_RECORDS FOR THE EXERCISE_
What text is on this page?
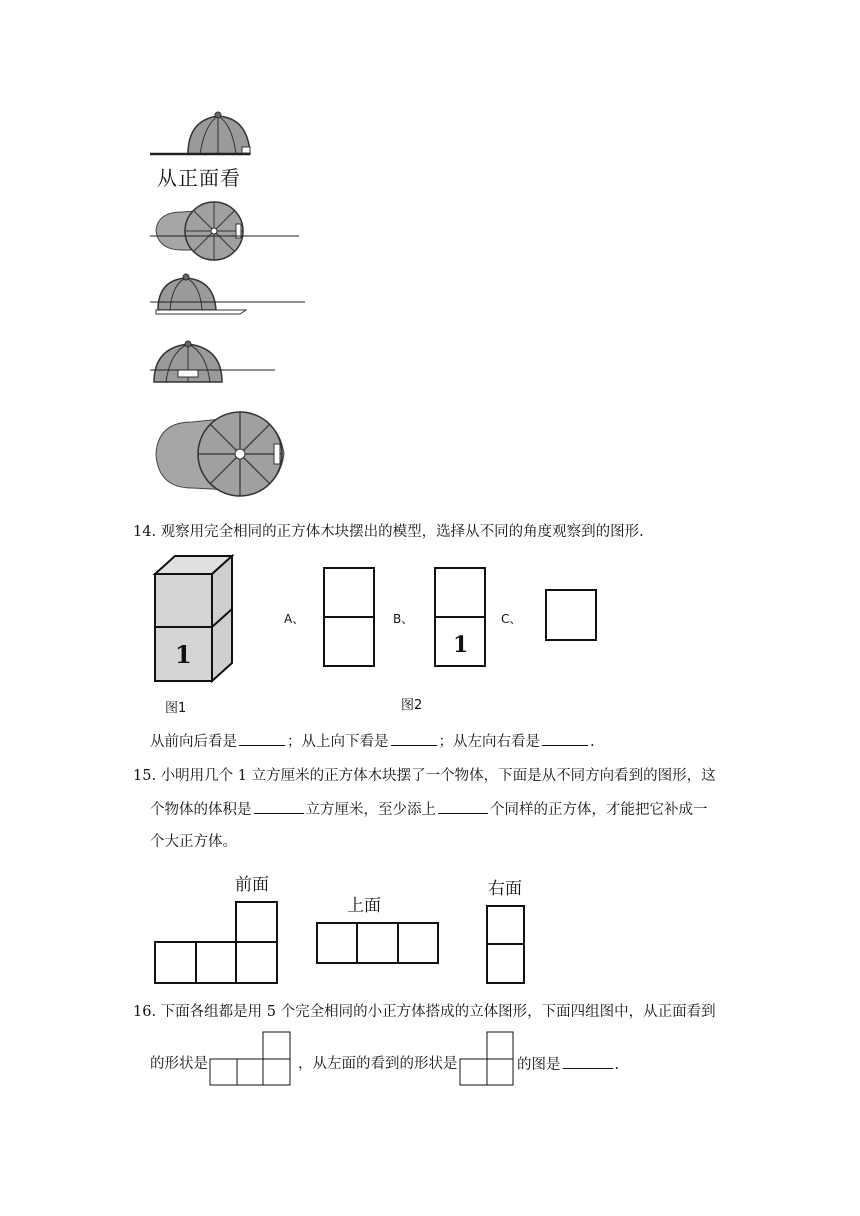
从正面看
14. 观察用完全相同的正方体木块摆出的模型，选择从不同的角度观察到的图形.
1
图1
A、	B、
1
C、
图2
从前向后看是	；从上向下看是	；从左向右看是	.
15. 小明用几个 1 立方厘米的正方体木块摆了一个物体，下面是从不同方向看到的图形，这
个物体的体积是	立方厘米，至少添上	个同样的正方体，才能把它补成一
个大正方体。
前面
上面
右面
16. 下面各组都是用 5 个完全相同的小正方体搭成的立体图形，下面四组图中，从正面看到
的形状是	，从左面的看到的形状是	的图是	.
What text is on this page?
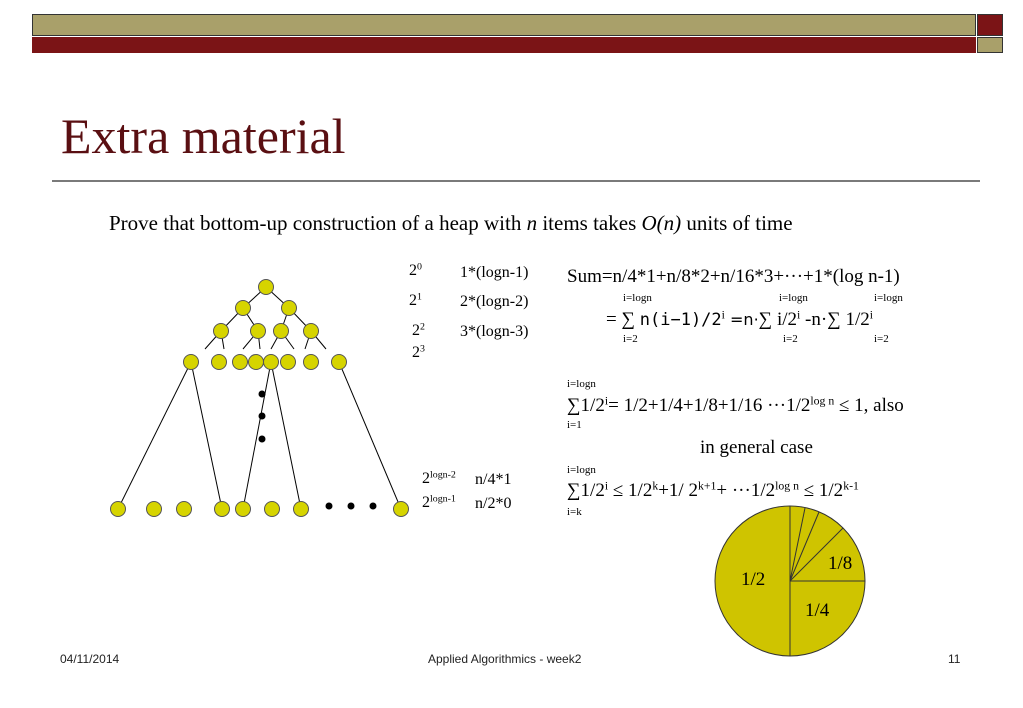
Extra material
Prove that bottom-up construction of a heap with n items takes O(n) units of time
$2^0$ 1*(logn-1)
$2^1$ 2*(logn-2)
$2^2$ 3*(logn-3)
$2^3$
$2^{logn-2}$ n/4*1
$2^{logn-1}$ n/2*0
Sum=n/4*1+n/8*2+n/16*3+···+1*(log n-1)
i=logn
i=2
i=logn
i=2
i=logn
i=2
= ∑ $n(i-1)/2^i =n\cdot\sum$ i/2$^i$ -n·∑ 1/2$^i$
i=logn
i=1
$\sum 1/2^i= 1/2+1/4+1/8+1/16 \cdot\cdot\cdot 1/2^{log n} \le 1$, also
in general case
i=logn
i=k
$\sum 1/2^i \le 1/2^k+1/$ $2^{k+1}+ \cdot\cdot\cdot 1/2^{log n} \le 1/2^{k-1}$
1/2
1/4
1/8
04/11/2014	Applied Algorithmics - week2	11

_AIM OF THE EXERCISE_
With the pictures omitted, reproduce the records in full and exactly.

_RESPONSE FOR THIS EXERCISE_
What text is on this page?
从正面看
14. 观察用完全相同的正方体木块摆出的模型，选择从不同的角度观察到的图形.
1
图1
A、	B、
1
C、
图2
从前向后看是	；从上向下看是	；从左向右看是	.
15. 小明用几个 1 立方厘米的正方体木块摆了一个物体，下面是从不同方向看到的图形，这
个物体的体积是	立方厘米，至少添上	个同样的正方体，才能把它补成一
个大正方体。
前面
上面
右面
16. 下面各组都是用 5 个完全相同的小正方体搭成的立体图形，下面四组图中，从正面看到
的形状是	，从左面的看到的形状是	的图是	.
What text is on this page?
Extra material
Prove that bottom-up construction of a heap with n items takes O(n) units of time
$2^0$ 1*(logn-1)
$2^1$ 2*(logn-2)
$2^2$ 3*(logn-3)
$2^3$
$2^{logn-2}$ n/4*1
$2^{logn-1}$ n/2*0
Sum=n/4*1+n/8*2+n/16*3+···+1*(log n-1)
i=logn
i=2
i=logn
i=2
i=logn
i=2
= ∑ $n(i-1)/2^i =n\cdot\sum$ i/2$^i$ -n·∑ 1/2$^i$
i=logn
i=1
$\sum 1/2^i= 1/2+1/4+1/8+1/16 \cdot\cdot\cdot 1/2^{log n} \le 1$, also
in general case
i=logn
i=k
$\sum 1/2^i \le 1/2^k+1/$ $2^{k+1}+ \cdot\cdot\cdot 1/2^{log n} \le 1/2^{k-1}$
1/2
1/4
1/8
04/11/2014	Applied Algorithmics - week2	11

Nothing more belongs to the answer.